===== GIVEN RECORDS

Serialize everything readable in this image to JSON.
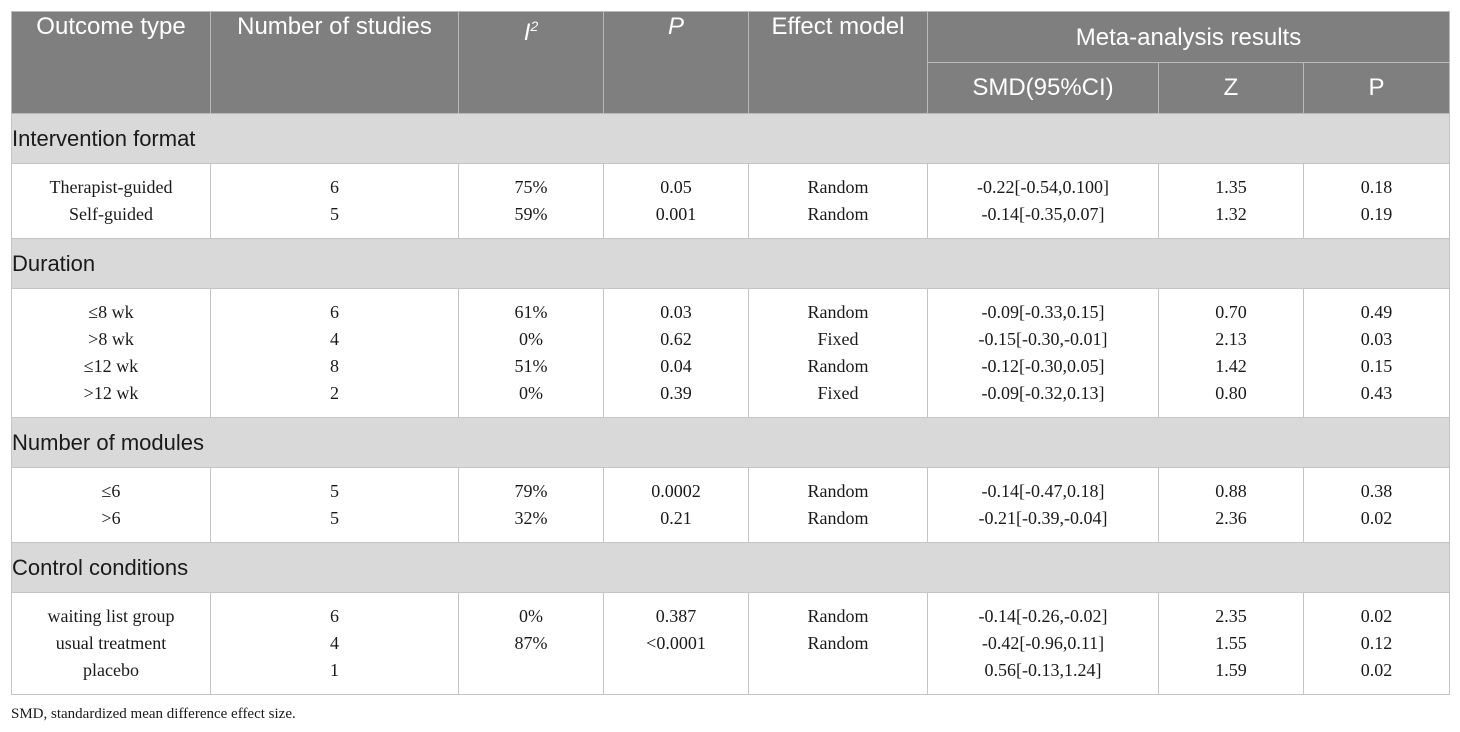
{
  "header": {
    "outcome_type": "Outcome type",
    "number_of_studies": "Number of studies",
    "i2_base": "I",
    "i2_sup": "2",
    "p": "P",
    "effect_model": "Effect model",
    "meta_results": "Meta-analysis results",
    "smd": "SMD(95%CI)",
    "z": "Z",
    "p2": "P"
  },
  "groups": [
    {
      "title": "Intervention format",
      "rows": [
        {
          "outcome": "Therapist-guided",
          "n": "6",
          "i2": "75%",
          "p": "0.05",
          "model": "Random",
          "smd": "-0.22[-0.54,0.100]",
          "z": "1.35",
          "p2": "0.18"
        },
        {
          "outcome": "Self-guided",
          "n": "5",
          "i2": "59%",
          "p": "0.001",
          "model": "Random",
          "smd": "-0.14[-0.35,0.07]",
          "z": "1.32",
          "p2": "0.19"
        }
      ]
    },
    {
      "title": "Duration",
      "rows": [
        {
          "outcome": "≤8 wk",
          "n": "6",
          "i2": "61%",
          "p": "0.03",
          "model": "Random",
          "smd": "-0.09[-0.33,0.15]",
          "z": "0.70",
          "p2": "0.49"
        },
        {
          "outcome": ">8 wk",
          "n": "4",
          "i2": "0%",
          "p": "0.62",
          "model": "Fixed",
          "smd": "-0.15[-0.30,-0.01]",
          "z": "2.13",
          "p2": "0.03"
        },
        {
          "outcome": "≤12 wk",
          "n": "8",
          "i2": "51%",
          "p": "0.04",
          "model": "Random",
          "smd": "-0.12[-0.30,0.05]",
          "z": "1.42",
          "p2": "0.15"
        },
        {
          "outcome": ">12 wk",
          "n": "2",
          "i2": "0%",
          "p": "0.39",
          "model": "Fixed",
          "smd": "-0.09[-0.32,0.13]",
          "z": "0.80",
          "p2": "0.43"
        }
      ]
    },
    {
      "title": "Number of modules",
      "rows": [
        {
          "outcome": "≤6",
          "n": "5",
          "i2": "79%",
          "p": "0.0002",
          "model": "Random",
          "smd": "-0.14[-0.47,0.18]",
          "z": "0.88",
          "p2": "0.38"
        },
        {
          "outcome": ">6",
          "n": "5",
          "i2": "32%",
          "p": "0.21",
          "model": "Random",
          "smd": "-0.21[-0.39,-0.04]",
          "z": "2.36",
          "p2": "0.02"
        }
      ]
    },
    {
      "title": "Control conditions",
      "rows": [
        {
          "outcome": "waiting list group",
          "n": "6",
          "i2": "0%",
          "p": "0.387",
          "model": "Random",
          "smd": "-0.14[-0.26,-0.02]",
          "z": "2.35",
          "p2": "0.02"
        },
        {
          "outcome": "usual treatment",
          "n": "4",
          "i2": "87%",
          "p": "<0.0001",
          "model": "Random",
          "smd": "-0.42[-0.96,0.11]",
          "z": "1.55",
          "p2": "0.12"
        },
        {
          "outcome": "placebo",
          "n": "1",
          "i2": "",
          "p": "",
          "model": "",
          "smd": "0.56[-0.13,1.24]",
          "z": "1.59",
          "p2": "0.02"
        }
      ]
    }
  ],
  "footnote": "SMD, standardized mean difference effect size."
}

==========

Write out the listing word for word, omitting the pictures it holds.

Serialize everything readable in this image to JSON.
{
  "header": {
    "outcome_type": "Outcome type",
    "number_of_studies": "Number of studies",
    "i2_base": "I",
    "i2_sup": "2",
    "p": "P",
    "effect_model": "Effect model",
    "meta_results": "Meta-analysis results",
    "smd": "SMD(95%CI)",
    "z": "Z",
    "p2": "P"
  },
  "groups": [
    {
      "title": "Intervention format",
      "rows": [
        {
          "outcome": "Therapist-guided",
          "n": "6",
          "i2": "75%",
          "p": "0.05",
          "model": "Random",
          "smd": "-0.22[-0.54,0.100]",
          "z": "1.35",
          "p2": "0.18"
        },
        {
          "outcome": "Self-guided",
          "n": "5",
          "i2": "59%",
          "p": "0.001",
          "model": "Random",
          "smd": "-0.14[-0.35,0.07]",
          "z": "1.32",
          "p2": "0.19"
        }
      ]
    },
    {
      "title": "Duration",
      "rows": [
        {
          "outcome": "≤8 wk",
          "n": "6",
          "i2": "61%",
          "p": "0.03",
          "model": "Random",
          "smd": "-0.09[-0.33,0.15]",
          "z": "0.70",
          "p2": "0.49"
        },
        {
          "outcome": ">8 wk",
          "n": "4",
          "i2": "0%",
          "p": "0.62",
          "model": "Fixed",
          "smd": "-0.15[-0.30,-0.01]",
          "z": "2.13",
          "p2": "0.03"
        },
        {
          "outcome": "≤12 wk",
          "n": "8",
          "i2": "51%",
          "p": "0.04",
          "model": "Random",
          "smd": "-0.12[-0.30,0.05]",
          "z": "1.42",
          "p2": "0.15"
        },
        {
          "outcome": ">12 wk",
          "n": "2",
          "i2": "0%",
          "p": "0.39",
          "model": "Fixed",
          "smd": "-0.09[-0.32,0.13]",
          "z": "0.80",
          "p2": "0.43"
        }
      ]
    },
    {
      "title": "Number of modules",
      "rows": [
        {
          "outcome": "≤6",
          "n": "5",
          "i2": "79%",
          "p": "0.0002",
          "model": "Random",
          "smd": "-0.14[-0.47,0.18]",
          "z": "0.88",
          "p2": "0.38"
        },
        {
          "outcome": ">6",
          "n": "5",
          "i2": "32%",
          "p": "0.21",
          "model": "Random",
          "smd": "-0.21[-0.39,-0.04]",
          "z": "2.36",
          "p2": "0.02"
        }
      ]
    },
    {
      "title": "Control conditions",
      "rows": [
        {
          "outcome": "waiting list group",
          "n": "6",
          "i2": "0%",
          "p": "0.387",
          "model": "Random",
          "smd": "-0.14[-0.26,-0.02]",
          "z": "2.35",
          "p2": "0.02"
        },
        {
          "outcome": "usual treatment",
          "n": "4",
          "i2": "87%",
          "p": "<0.0001",
          "model": "Random",
          "smd": "-0.42[-0.96,0.11]",
          "z": "1.55",
          "p2": "0.12"
        },
        {
          "outcome": "placebo",
          "n": "1",
          "i2": "",
          "p": "",
          "model": "",
          "smd": "0.56[-0.13,1.24]",
          "z": "1.59",
          "p2": "0.02"
        }
      ]
    }
  ],
  "footnote": "SMD, standardized mean difference effect size."
}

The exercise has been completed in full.